• TASK DIRECTIONS: Count how many lines mention the word "this". Write that number alone.

• GIVEN RECORDS:
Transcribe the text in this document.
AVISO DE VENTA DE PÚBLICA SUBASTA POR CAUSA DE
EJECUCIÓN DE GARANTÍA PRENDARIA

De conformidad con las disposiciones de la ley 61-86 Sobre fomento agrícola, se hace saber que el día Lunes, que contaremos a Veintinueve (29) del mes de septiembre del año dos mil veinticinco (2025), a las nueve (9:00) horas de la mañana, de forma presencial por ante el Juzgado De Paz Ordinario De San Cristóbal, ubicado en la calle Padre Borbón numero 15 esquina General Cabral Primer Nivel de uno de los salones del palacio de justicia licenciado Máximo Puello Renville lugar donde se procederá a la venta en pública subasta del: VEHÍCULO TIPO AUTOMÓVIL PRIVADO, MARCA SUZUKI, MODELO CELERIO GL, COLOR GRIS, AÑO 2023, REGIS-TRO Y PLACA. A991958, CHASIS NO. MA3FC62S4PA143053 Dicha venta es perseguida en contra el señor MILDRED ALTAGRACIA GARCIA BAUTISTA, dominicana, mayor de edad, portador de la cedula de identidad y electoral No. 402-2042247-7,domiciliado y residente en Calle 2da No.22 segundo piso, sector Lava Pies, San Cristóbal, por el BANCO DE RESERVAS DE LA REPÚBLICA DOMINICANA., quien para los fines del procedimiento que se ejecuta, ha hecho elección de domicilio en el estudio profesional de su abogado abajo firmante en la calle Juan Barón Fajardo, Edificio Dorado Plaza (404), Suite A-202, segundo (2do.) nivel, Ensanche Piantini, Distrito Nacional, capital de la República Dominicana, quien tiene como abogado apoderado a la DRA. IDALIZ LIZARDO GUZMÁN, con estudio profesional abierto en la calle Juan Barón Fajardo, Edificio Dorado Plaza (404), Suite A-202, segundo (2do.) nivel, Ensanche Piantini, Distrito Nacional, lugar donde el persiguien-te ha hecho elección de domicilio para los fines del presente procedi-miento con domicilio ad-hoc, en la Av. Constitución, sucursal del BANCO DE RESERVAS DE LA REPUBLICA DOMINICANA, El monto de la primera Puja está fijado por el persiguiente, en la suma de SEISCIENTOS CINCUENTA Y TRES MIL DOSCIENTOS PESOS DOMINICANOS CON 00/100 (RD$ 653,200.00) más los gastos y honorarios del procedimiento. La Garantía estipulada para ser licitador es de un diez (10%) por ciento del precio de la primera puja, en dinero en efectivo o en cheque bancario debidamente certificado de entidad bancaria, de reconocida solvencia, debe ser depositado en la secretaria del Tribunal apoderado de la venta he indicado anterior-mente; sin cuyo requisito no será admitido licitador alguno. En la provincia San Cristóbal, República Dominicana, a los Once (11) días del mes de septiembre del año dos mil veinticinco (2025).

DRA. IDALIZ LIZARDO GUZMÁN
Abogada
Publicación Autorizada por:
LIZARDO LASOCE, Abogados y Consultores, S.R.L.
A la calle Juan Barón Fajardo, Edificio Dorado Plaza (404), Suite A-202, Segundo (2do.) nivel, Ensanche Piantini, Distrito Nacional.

---

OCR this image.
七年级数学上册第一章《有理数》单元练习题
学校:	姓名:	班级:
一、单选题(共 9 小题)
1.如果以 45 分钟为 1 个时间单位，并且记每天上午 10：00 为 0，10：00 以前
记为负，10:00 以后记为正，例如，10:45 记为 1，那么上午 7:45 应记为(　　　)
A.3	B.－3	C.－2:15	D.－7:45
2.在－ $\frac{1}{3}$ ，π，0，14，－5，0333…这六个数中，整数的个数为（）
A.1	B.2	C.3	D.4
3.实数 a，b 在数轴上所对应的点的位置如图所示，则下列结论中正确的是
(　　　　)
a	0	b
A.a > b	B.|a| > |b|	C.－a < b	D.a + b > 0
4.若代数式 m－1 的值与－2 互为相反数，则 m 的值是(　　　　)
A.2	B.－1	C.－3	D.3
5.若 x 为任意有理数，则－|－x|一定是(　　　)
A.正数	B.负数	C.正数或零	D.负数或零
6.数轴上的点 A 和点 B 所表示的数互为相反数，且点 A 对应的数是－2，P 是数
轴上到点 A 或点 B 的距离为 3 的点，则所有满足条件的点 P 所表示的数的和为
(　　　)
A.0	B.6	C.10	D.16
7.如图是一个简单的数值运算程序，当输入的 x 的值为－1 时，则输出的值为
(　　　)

• RESPONSE TO THE TASK: 2